● **What to do**
In the data below, which lines hold the word "terbatas"? Copy them.

● **Material provided**
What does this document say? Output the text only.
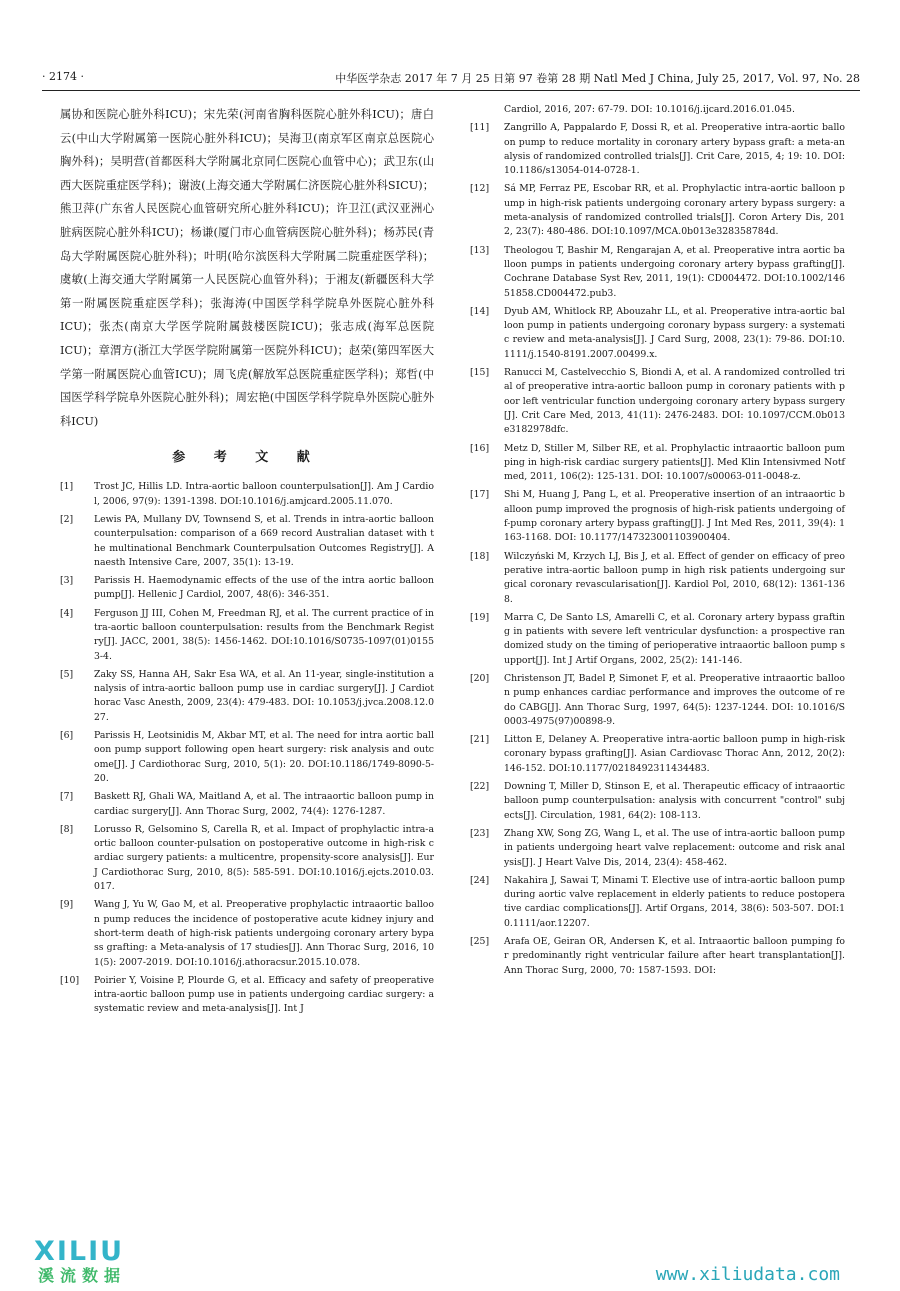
· 2174 ·	中华医学杂志 2017 年 7 月 25 日第 97 卷第 28 期 Natl Med J China, July 25, 2017, Vol. 97, No. 28

属协和医院心脏外科ICU)；宋先荣(河南省胸科医院心脏外科ICU)；唐白云(中山大学附属第一医院心脏外科ICU)；吴海卫(南京军区南京总医院心胸外科)；吴明营(首都医科大学附属北京同仁医院心血管中心)；武卫东(山西大医院重症医学科)；谢波(上海交通大学附属仁济医院心脏外科SICU)；熊卫萍(广东省人民医院心血管研究所心脏外科ICU)；许卫江(武汉亚洲心脏病医院心脏外科ICU)；杨谦(厦门市心血管病医院心脏外科)；杨苏民(青岛大学附属医院心脏外科)；叶明(哈尔滨医科大学附属二院重症医学科)；虞敏(上海交通大学附属第一人民医院心血管外科)；于湘友(新疆医科大学第一附属医院重症医学科)；张海涛(中国医学科学院阜外医院心脏外科ICU)；张杰(南京大学医学院附属鼓楼医院ICU)；张志成(海军总医院ICU)；章渭方(浙江大学医学院附属第一医院外科ICU)；赵荣(第四军医大学第一附属医院心血管ICU)；周飞虎(解放军总医院重症医学科)；郑哲(中国医学科学院阜外医院心脏外科)；周宏艳(中国医学科学院阜外医院心脏外科ICU)

参 考 文 献
[1]	Trost JC, Hillis LD. Intra-aortic balloon counterpulsation[J]. Am J Cardiol, 2006, 97(9): 1391-1398. DOI:10.1016/j.amjcard.2005.11.070.
[2]	Lewis PA, Mullany DV, Townsend S, et al. Trends in intra-aortic balloon counterpulsation: comparison of a 669 record Australian dataset with the multinational Benchmark Counterpulsation Outcomes Registry[J]. Anaesth Intensive Care, 2007, 35(1): 13-19.
[3]	Parissis H. Haemodynamic effects of the use of the intra aortic balloon pump[J]. Hellenic J Cardiol, 2007, 48(6): 346-351.
[4]	Ferguson JJ III, Cohen M, Freedman RJ, et al. The current practice of intra-aortic balloon counterpulsation: results from the Benchmark Registry[J]. JACC, 2001, 38(5): 1456-1462. DOI:10.1016/S0735-1097(01)01553-4.
[5]	Zaky SS, Hanna AH, Sakr Esa WA, et al. An 11-year, single-institution analysis of intra-aortic balloon pump use in cardiac surgery[J]. J Cardiothorac Vasc Anesth, 2009, 23(4): 479-483. DOI: 10.1053/j.jvca.2008.12.027.
[6]	Parissis H, Leotsinidis M, Akbar MT, et al. The need for intra aortic balloon pump support following open heart surgery: risk analysis and outcome[J]. J Cardiothorac Surg, 2010, 5(1): 20. DOI:10.1186/1749-8090-5-20.
[7]	Baskett RJ, Ghali WA, Maitland A, et al. The intraaortic balloon pump in cardiac surgery[J]. Ann Thorac Surg, 2002, 74(4): 1276-1287.
[8]	Lorusso R, Gelsomino S, Carella R, et al. Impact of prophylactic intra-aortic balloon counter-pulsation on postoperative outcome in high-risk cardiac surgery patients: a multicentre, propensity-score analysis[J]. Eur J Cardiothorac Surg, 2010, 8(5): 585-591. DOI:10.1016/j.ejcts.2010.03.017.
[9]	Wang J, Yu W, Gao M, et al. Preoperative prophylactic intraaortic balloon pump reduces the incidence of postoperative acute kidney injury and short-term death of high-risk patients undergoing coronary artery bypass grafting: a Meta-analysis of 17 studies[J]. Ann Thorac Surg, 2016, 101(5): 2007-2019. DOI:10.1016/j.athoracsur.2015.10.078.
[10]	Poirier Y, Voisine P, Plourde G, et al. Efficacy and safety of preoperative intra-aortic balloon pump use in patients undergoing cardiac surgery: a systematic review and meta-analysis[J]. Int J
Cardiol, 2016, 207: 67-79. DOI: 10.1016/j.ijcard.2016.01.045.
[11]	Zangrillo A, Pappalardo F, Dossi R, et al. Preoperative intra-aortic balloon pump to reduce mortality in coronary artery bypass graft: a meta-analysis of randomized controlled trials[J]. Crit Care, 2015, 4; 19: 10. DOI:10.1186/s13054-014-0728-1.
[12]	Sá MP, Ferraz PE, Escobar RR, et al. Prophylactic intra-aortic balloon pump in high-risk patients undergoing coronary artery bypass surgery: a meta-analysis of randomized controlled trials[J]. Coron Artery Dis, 2012, 23(7): 480-486. DOI:10.1097/MCA.0b013e328358784d.
[13]	Theologou T, Bashir M, Rengarajan A, et al. Preoperative intra aortic balloon pumps in patients undergoing coronary artery bypass grafting[J]. Cochrane Database Syst Rev, 2011, 19(1): CD004472. DOI:10.1002/14651858.CD004472.pub3.
[14]	Dyub AM, Whitlock RP, Abouzahr LL, et al. Preoperative intra-aortic balloon pump in patients undergoing coronary bypass surgery: a systematic review and meta-analysis[J]. J Card Surg, 2008, 23(1): 79-86. DOI:10.1111/j.1540-8191.2007.00499.x.
[15]	Ranucci M, Castelvecchio S, Biondi A, et al. A randomized controlled trial of preoperative intra-aortic balloon pump in coronary patients with poor left ventricular function undergoing coronary artery bypass surgery[J]. Crit Care Med, 2013, 41(11): 2476-2483. DOI: 10.1097/CCM.0b013e3182978dfc.
[16]	Metz D, Stiller M, Silber RE, et al. Prophylactic intraaortic balloon pumping in high-risk cardiac surgery patients[J]. Med Klin Intensivmed Notfmed, 2011, 106(2): 125-131. DOI: 10.1007/s00063-011-0048-z.
[17]	Shi M, Huang J, Pang L, et al. Preoperative insertion of an intraaortic balloon pump improved the prognosis of high-risk patients undergoing off-pump coronary artery bypass grafting[J]. J Int Med Res, 2011, 39(4): 1163-1168. DOI: 10.1177/147323001103900404.
[18]	Wilczyński M, Krzych LJ, Bis J, et al. Effect of gender on efficacy of preoperative intra-aortic balloon pump in high risk patients undergoing surgical coronary revascularisation[J]. Kardiol Pol, 2010, 68(12): 1361-1368.
[19]	Marra C, De Santo LS, Amarelli C, et al. Coronary artery bypass grafting in patients with severe left ventricular dysfunction: a prospective randomized study on the timing of perioperative intraaortic balloon pump support[J]. Int J Artif Organs, 2002, 25(2): 141-146.
[20]	Christenson JT, Badel P, Simonet F, et al. Preoperative intraaortic balloon pump enhances cardiac performance and improves the outcome of redo CABG[J]. Ann Thorac Surg, 1997, 64(5): 1237-1244. DOI: 10.1016/S0003-4975(97)00898-9.
[21]	Litton E, Delaney A. Preoperative intra-aortic balloon pump in high-risk coronary bypass grafting[J]. Asian Cardiovasc Thorac Ann, 2012, 20(2): 146-152. DOI:10.1177/0218492311434483.
[22]	Downing T, Miller D, Stinson E, et al. Therapeutic efficacy of intraaortic balloon pump counterpulsation: analysis with concurrent "control" subjects[J]. Circulation, 1981, 64(2): 108-113.
[23]	Zhang XW, Song ZG, Wang L, et al. The use of intra-aortic balloon pump in patients undergoing heart valve replacement: outcome and risk analysis[J]. J Heart Valve Dis, 2014, 23(4): 458-462.
[24]	Nakahira J, Sawai T, Minami T. Elective use of intra-aortic balloon pump during aortic valve replacement in elderly patients to reduce postoperative cardiac complications[J]. Artif Organs, 2014, 38(6): 503-507. DOI:10.1111/aor.12207.
[25]	Arafa OE, Geiran OR, Andersen K, et al. Intraaortic balloon pumping for predominantly right ventricular failure after heart transplantation[J]. Ann Thorac Surg, 2000, 70: 1587-1593. DOI:
XILIU
溪流数据	www.xiliudata.com
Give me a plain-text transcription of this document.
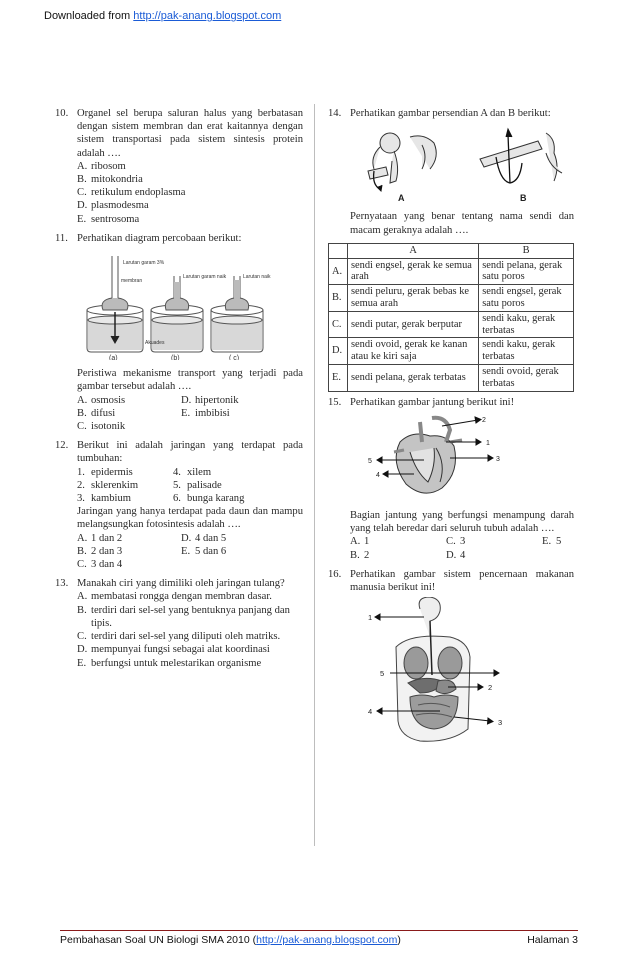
Downloaded from http://pak-anang.blogspot.com
10. Organel sel berupa saluran halus yang berbatasan dengan sistem membran dan erat kaitannya dengan sistem transportasi pada sistem sintesis protein adalah ….
A. ribosom
B. mitokondria
C. retikulum endoplasma
D. plasmodesma
E. sentrosoma
11. Perhatikan diagram percobaan berikut:
Larutan garam 3%
membran
Larutan garam naik	Larutan naik
Akuades
(a)	(b)	( c)
Peristiwa mekanisme transport yang terjadi pada gambar tersebut adalah ….
A. osmosis	D. hipertonik
B. difusi	E. imbibisi
C. isotonik
12. Berikut ini adalah jaringan yang terdapat pada tumbuhan:
1. epidermis	4. xilem
2. sklerenkim	5. palisade
3. kambium	6. bunga karang
Jaringan yang hanya terdapat pada daun dan mampu melangsungkan fotosintesis adalah ….
A. 1 dan 2	D. 4 dan 5
B. 2 dan 3	E. 5 dan 6
C. 3 dan 4
13. Manakah ciri yang dimiliki oleh jaringan tulang?
A. membatasi rongga dengan membran dasar.
B. terdiri dari sel-sel yang bentuknya panjang dan tipis.
C. terdiri dari sel-sel yang diliputi oleh matriks.
D. mempunyai fungsi sebagai alat koordinasi
E. berfungsi untuk melestarikan organisme
14. Perhatikan gambar persendian A dan B berikut:
A	B
Pernyataan yang benar tentang nama sendi dan macam geraknya adalah ….
	A	B
A.	sendi engsel, gerak ke semua arah	sendi pelana, gerak satu poros
B.	sendi peluru, gerak bebas ke semua arah	sendi engsel, gerak satu poros
C.	sendi putar, gerak berputar	sendi kaku, gerak terbatas
D.	sendi ovoid, gerak ke kanan atau ke kiri saja	sendi kaku, gerak terbatas
E.	sendi pelana, gerak terbatas	sendi ovoid, gerak terbatas
15. Perhatikan gambar jantung berikut ini!
1
2
3
4
5
Bagian jantung yang berfungsi menampung darah yang telah beredar dari seluruh tubuh adalah ….
A. 1	C. 3	E. 5
B. 2	D. 4
16. Perhatikan gambar sistem pencernaan makanan manusia berikut ini!
1
2
3
4
5
Pembahasan Soal UN Biologi SMA 2010 (http://pak-anang.blogspot.com)	Halaman 3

● **Exercise response**
C.	sendi putar, gerak berputar	sendi kaku, gerak terbatas
D.	sendi ovoid, gerak ke kanan atau ke kiri saja	sendi kaku, gerak terbatas
E.	sendi pelana, gerak terbatas	sendi ovoid, gerak terbatas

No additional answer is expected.